**THE REQUEST**
Scan the entries below and extract each line with the word "الدارقطني" in it.

**LISTING**
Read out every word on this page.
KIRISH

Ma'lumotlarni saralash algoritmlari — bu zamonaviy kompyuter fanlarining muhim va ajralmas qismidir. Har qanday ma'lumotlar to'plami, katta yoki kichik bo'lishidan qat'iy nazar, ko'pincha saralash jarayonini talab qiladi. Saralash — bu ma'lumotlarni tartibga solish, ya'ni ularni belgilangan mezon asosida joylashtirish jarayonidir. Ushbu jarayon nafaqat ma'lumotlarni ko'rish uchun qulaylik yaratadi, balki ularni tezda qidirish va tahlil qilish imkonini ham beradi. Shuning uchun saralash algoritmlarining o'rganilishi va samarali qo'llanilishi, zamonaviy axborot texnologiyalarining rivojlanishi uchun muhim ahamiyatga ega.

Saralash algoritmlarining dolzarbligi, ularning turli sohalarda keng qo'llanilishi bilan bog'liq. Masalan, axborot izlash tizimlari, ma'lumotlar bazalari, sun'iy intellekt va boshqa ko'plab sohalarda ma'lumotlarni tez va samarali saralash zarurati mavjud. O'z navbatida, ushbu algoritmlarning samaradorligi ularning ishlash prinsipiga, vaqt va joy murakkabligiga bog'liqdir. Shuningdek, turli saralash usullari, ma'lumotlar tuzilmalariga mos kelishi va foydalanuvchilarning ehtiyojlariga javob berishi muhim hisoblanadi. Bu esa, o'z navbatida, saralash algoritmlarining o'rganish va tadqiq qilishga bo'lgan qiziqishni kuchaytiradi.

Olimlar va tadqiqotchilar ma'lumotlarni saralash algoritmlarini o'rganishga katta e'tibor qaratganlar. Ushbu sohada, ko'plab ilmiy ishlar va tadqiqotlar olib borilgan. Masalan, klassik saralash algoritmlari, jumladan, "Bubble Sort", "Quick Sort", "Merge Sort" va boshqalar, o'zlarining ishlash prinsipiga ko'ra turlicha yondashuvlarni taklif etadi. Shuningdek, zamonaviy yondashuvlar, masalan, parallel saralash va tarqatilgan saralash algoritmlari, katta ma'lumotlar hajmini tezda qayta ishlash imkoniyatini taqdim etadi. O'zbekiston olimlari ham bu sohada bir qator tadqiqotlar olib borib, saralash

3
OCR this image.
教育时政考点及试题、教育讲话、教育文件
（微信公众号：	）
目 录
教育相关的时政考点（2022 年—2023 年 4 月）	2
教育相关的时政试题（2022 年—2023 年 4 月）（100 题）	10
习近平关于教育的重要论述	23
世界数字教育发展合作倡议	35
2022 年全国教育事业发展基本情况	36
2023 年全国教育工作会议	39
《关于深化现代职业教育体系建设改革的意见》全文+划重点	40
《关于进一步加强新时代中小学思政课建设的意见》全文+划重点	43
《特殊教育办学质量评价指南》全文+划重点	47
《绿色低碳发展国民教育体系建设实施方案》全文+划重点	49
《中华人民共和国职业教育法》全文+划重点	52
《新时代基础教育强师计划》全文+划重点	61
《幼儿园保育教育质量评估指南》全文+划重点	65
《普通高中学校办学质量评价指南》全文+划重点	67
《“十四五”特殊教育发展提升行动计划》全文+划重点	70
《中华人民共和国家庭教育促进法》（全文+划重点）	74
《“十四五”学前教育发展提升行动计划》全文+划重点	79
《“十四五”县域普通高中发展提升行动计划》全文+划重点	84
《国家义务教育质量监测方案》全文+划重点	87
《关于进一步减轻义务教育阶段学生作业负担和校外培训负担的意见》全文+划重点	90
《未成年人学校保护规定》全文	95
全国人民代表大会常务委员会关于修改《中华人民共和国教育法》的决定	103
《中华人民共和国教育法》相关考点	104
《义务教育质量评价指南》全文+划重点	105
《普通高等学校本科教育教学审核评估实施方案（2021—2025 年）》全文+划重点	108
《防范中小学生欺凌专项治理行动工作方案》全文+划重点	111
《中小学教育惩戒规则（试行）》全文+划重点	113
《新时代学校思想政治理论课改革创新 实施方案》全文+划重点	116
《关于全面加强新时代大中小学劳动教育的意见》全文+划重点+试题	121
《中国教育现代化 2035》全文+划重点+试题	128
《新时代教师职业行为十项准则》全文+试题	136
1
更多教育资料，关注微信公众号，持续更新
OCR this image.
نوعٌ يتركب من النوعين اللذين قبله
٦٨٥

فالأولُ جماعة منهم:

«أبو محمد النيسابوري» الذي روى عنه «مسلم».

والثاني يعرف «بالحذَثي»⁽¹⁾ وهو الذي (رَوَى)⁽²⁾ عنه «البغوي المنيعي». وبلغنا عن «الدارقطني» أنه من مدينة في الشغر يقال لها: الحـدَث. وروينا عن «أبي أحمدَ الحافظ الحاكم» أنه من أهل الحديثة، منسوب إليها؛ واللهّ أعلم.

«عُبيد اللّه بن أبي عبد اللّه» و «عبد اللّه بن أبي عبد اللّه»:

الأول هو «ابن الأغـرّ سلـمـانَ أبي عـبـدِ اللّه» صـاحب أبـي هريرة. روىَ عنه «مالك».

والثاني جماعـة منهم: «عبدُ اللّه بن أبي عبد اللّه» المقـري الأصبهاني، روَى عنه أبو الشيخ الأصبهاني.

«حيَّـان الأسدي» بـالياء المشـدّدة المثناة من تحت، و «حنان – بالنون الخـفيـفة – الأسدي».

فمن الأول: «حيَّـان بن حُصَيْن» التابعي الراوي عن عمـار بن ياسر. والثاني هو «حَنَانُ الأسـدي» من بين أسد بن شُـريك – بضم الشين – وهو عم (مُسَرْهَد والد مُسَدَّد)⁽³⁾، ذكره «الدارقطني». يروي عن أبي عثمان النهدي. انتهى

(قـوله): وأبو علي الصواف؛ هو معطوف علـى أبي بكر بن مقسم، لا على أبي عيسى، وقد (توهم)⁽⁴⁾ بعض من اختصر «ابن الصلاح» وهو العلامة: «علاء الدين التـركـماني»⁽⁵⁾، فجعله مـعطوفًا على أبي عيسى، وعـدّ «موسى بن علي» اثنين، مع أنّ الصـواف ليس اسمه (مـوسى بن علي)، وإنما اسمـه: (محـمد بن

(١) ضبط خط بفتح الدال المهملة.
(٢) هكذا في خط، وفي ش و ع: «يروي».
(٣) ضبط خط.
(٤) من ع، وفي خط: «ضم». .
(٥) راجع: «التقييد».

**RESPONSE BELOW**
والثاني يعرف «بالحذَثي»⁽¹⁾ وهو الذي (رَوَى)⁽²⁾ عنه «البغوي المنيعي». وبلغنا عن «الدارقطني» أنه من مدينة في الشغر يقال لها: الحـدَث. وروينا عن «أبي أحمدَ الحافظ الحاكم» أنه من أهل الحديثة، منسوب إليها؛ واللهّ أعلم.
فمن الأول: «حيَّـان بن حُصَيْن» التابعي الراوي عن عمـار بن ياسر. والثاني هو «حَنَانُ الأسـدي» من بين أسد بن شُـريك – بضم الشين – وهو عم (مُسَرْهَد والد مُسَدَّد)⁽³⁾، ذكره «الدارقطني». يروي عن أبي عثمان النهدي. انتهى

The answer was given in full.